## SUPPLIED ENTRIES
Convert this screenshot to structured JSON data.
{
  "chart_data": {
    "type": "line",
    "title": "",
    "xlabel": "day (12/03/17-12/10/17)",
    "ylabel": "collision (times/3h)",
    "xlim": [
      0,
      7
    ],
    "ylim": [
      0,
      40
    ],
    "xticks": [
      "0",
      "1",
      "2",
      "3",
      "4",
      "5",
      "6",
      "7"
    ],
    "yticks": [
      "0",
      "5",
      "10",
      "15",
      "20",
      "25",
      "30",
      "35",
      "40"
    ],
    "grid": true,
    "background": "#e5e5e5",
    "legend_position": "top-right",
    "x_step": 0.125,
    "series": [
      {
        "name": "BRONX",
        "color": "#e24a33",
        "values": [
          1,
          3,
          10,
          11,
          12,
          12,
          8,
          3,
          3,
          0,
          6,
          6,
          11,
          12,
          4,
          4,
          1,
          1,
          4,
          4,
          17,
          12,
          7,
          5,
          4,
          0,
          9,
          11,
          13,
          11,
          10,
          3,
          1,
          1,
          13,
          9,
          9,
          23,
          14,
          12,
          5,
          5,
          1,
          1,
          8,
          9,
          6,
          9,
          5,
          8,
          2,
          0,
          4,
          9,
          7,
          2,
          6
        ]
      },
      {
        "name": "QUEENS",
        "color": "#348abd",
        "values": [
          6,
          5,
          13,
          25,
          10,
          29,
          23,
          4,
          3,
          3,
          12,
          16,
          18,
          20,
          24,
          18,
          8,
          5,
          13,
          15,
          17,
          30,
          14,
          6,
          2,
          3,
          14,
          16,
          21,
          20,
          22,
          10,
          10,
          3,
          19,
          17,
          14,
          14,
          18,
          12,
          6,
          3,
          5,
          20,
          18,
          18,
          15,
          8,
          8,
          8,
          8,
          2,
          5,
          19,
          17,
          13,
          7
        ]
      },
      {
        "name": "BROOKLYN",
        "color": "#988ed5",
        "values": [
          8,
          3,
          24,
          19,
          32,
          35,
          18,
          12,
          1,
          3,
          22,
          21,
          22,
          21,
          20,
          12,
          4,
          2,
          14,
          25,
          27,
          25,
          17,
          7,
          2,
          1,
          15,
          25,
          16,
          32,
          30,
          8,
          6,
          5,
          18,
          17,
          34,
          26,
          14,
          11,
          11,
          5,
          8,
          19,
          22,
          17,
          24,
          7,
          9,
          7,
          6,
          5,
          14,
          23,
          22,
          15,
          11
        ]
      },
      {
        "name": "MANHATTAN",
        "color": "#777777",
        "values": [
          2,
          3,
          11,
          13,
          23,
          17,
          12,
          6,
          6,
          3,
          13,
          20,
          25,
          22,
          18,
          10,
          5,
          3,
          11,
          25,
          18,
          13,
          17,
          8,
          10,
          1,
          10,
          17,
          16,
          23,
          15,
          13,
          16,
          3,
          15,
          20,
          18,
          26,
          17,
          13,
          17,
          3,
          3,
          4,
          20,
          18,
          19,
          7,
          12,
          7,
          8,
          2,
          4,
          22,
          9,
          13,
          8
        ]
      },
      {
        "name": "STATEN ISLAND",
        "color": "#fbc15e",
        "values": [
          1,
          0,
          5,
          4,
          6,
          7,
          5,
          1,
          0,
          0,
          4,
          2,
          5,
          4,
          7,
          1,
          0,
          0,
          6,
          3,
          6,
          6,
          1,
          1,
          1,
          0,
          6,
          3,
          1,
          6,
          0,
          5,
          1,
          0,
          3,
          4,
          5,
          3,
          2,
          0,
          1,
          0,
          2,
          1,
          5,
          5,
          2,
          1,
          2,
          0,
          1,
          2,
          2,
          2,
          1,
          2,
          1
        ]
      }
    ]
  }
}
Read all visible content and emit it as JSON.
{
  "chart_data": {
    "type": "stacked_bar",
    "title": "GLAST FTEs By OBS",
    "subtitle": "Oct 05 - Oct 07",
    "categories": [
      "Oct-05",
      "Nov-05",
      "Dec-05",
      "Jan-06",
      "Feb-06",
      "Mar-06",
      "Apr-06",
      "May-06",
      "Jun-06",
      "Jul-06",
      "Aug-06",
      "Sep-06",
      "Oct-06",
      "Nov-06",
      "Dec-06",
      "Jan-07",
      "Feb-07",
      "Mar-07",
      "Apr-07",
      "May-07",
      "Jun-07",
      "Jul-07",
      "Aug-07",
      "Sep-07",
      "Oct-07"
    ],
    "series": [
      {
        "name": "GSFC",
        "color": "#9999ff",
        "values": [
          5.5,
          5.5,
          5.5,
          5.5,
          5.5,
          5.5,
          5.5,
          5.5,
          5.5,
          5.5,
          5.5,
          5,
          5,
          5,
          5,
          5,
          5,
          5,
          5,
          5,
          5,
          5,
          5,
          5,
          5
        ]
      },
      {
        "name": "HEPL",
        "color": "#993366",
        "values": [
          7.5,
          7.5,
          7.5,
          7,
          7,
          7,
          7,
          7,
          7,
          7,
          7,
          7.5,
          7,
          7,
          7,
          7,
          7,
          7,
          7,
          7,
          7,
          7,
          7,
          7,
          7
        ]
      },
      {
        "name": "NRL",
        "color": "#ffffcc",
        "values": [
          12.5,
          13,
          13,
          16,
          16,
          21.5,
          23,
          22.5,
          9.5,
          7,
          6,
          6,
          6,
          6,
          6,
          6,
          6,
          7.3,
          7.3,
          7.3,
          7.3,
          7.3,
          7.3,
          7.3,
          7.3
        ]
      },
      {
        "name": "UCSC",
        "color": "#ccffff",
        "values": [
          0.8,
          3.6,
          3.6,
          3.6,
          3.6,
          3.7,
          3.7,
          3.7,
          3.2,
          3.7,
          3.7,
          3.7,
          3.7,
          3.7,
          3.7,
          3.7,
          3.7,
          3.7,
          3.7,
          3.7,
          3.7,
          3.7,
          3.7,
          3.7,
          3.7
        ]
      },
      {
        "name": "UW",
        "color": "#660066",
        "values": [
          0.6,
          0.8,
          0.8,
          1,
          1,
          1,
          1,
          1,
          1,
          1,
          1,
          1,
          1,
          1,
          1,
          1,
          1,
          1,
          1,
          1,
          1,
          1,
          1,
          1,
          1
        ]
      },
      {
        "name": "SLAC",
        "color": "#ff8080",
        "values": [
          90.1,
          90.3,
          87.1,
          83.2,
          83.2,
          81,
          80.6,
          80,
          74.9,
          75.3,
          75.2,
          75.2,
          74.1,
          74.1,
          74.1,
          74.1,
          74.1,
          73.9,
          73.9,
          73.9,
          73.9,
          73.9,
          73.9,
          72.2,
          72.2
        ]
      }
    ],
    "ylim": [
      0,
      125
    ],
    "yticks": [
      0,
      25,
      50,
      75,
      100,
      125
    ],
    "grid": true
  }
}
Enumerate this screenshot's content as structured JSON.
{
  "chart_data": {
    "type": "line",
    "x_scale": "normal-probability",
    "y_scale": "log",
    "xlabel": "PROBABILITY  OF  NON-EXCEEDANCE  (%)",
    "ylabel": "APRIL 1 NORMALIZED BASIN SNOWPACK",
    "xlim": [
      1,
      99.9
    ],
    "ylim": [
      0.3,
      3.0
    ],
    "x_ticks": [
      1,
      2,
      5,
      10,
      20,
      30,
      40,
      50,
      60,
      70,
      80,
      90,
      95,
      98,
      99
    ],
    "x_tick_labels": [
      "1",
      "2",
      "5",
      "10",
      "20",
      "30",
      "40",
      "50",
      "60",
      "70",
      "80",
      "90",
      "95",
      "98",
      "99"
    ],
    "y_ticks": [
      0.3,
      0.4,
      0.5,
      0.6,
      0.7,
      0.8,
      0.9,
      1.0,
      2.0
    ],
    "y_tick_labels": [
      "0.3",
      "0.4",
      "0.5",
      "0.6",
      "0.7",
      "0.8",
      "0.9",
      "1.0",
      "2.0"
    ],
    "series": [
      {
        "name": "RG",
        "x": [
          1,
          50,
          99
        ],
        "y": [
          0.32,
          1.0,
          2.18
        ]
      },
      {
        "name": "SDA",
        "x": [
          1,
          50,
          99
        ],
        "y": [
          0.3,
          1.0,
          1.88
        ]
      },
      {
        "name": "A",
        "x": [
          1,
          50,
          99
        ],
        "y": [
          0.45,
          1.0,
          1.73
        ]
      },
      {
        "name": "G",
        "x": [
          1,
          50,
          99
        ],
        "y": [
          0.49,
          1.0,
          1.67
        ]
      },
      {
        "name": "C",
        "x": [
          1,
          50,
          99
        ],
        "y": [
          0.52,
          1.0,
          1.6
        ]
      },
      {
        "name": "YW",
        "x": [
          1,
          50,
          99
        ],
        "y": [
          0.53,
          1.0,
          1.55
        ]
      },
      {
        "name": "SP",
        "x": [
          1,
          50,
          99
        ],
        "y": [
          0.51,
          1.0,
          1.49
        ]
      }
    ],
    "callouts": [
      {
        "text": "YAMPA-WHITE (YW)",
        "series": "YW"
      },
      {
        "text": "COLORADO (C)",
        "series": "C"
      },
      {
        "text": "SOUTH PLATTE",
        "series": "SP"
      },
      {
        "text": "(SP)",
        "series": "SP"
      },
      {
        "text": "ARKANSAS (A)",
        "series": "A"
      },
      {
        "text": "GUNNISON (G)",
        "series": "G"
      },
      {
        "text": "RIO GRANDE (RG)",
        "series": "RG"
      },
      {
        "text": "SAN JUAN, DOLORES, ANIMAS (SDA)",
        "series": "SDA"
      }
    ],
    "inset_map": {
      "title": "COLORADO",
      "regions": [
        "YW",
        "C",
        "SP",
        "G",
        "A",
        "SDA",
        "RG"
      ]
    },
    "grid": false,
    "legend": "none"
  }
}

## GIVEN REQUEST
Provide the number of lines in the data above that contain the string "this", and nothing else.

## EXPECTED OUTPUT
2